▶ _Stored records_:
* * * *

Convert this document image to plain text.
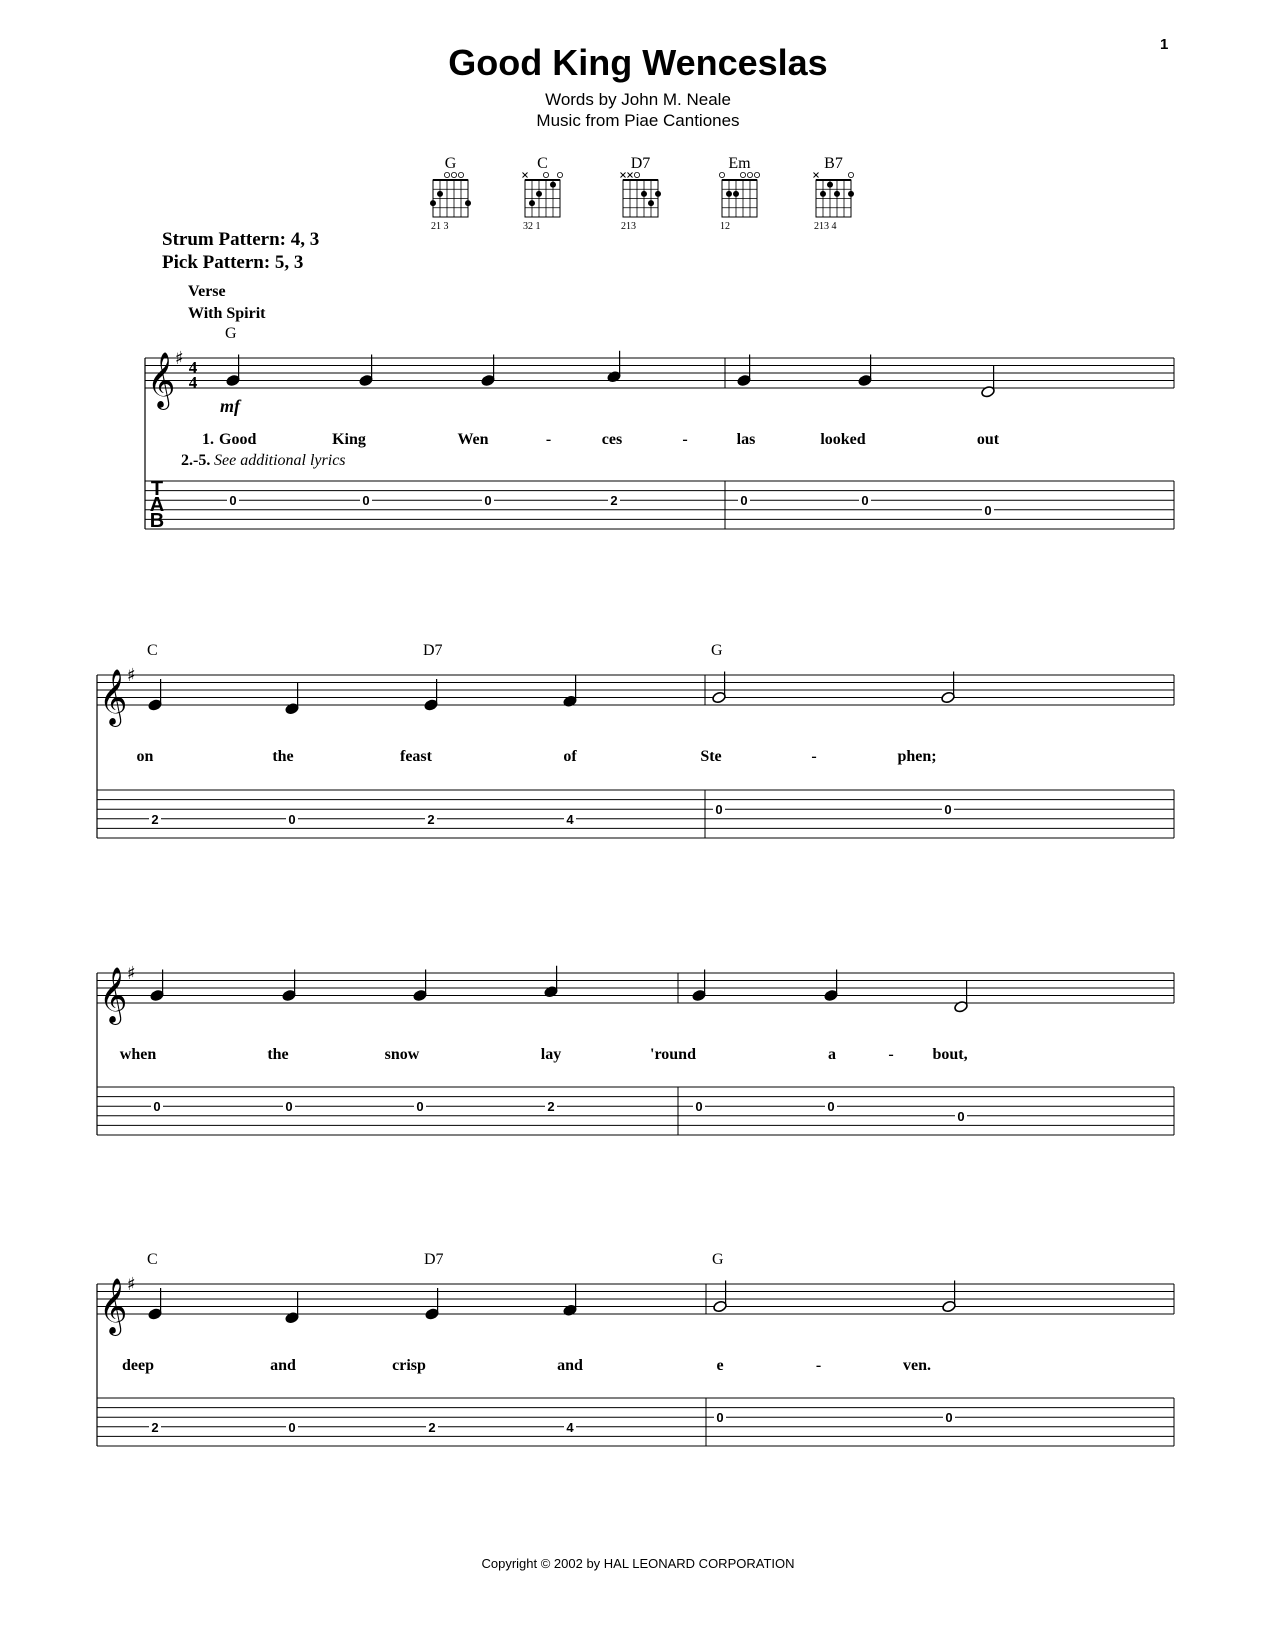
1
Good King Wenceslas
Words by John M. Neale
Music from Piae Cantiones
Strum Pattern: 4, 3
Pick Pattern: 5, 3
Verse
With Spirit
G
21 3
C
32 1
D7
213
Em
12
B7
213 4
𝄞 ♯ 4
4
T
A
B
mf
G
1. Good
0
King
0
Wen
0
ces
2
las
0
looked
0
out
0
-	-
2.-5. See additional lyrics
𝄞 ♯
C	D7	G
on
2
the
0
feast
2
of
4
Ste
0
phen;
0
-
𝄞 ♯
when
0
the
0
snow
0
lay
2
'round
0
a
0
bout,
0
-
𝄞 ♯
C	D7	G
deep
2
and
0
crisp
2
and
4
e
0
ven.
0
-
Copyright © 2002 by HAL LEONARD CORPORATION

* * * *

▶ _REQUEST_: Do not copy the pictures, but repeat every line exactly.

▶ _FULL OUTPUT_:
Convert this document image to plain text.
1
Good King Wenceslas
Words by John M. Neale
Music from Piae Cantiones
Strum Pattern: 4, 3
Pick Pattern: 5, 3
Verse
With Spirit
G
21 3
C
32 1
D7
213
Em
12
B7
213 4
𝄞 ♯ 4
4
T
A
B
mf
G
1. Good
0
King
0
Wen
0
ces
2
las
0
looked
0
out
0
-	-
2.-5. See additional lyrics
𝄞 ♯
C	D7	G
on
2
the
0
feast
2
of
4
Ste
0
phen;
0
-
𝄞 ♯
when
0
the
0
snow
0
lay
2
'round
0
a
0
bout,
0
-
𝄞 ♯
C	D7	G
deep
2
and
0
crisp
2
and
4
e
0
ven.
0
-
Copyright © 2002 by HAL LEONARD CORPORATION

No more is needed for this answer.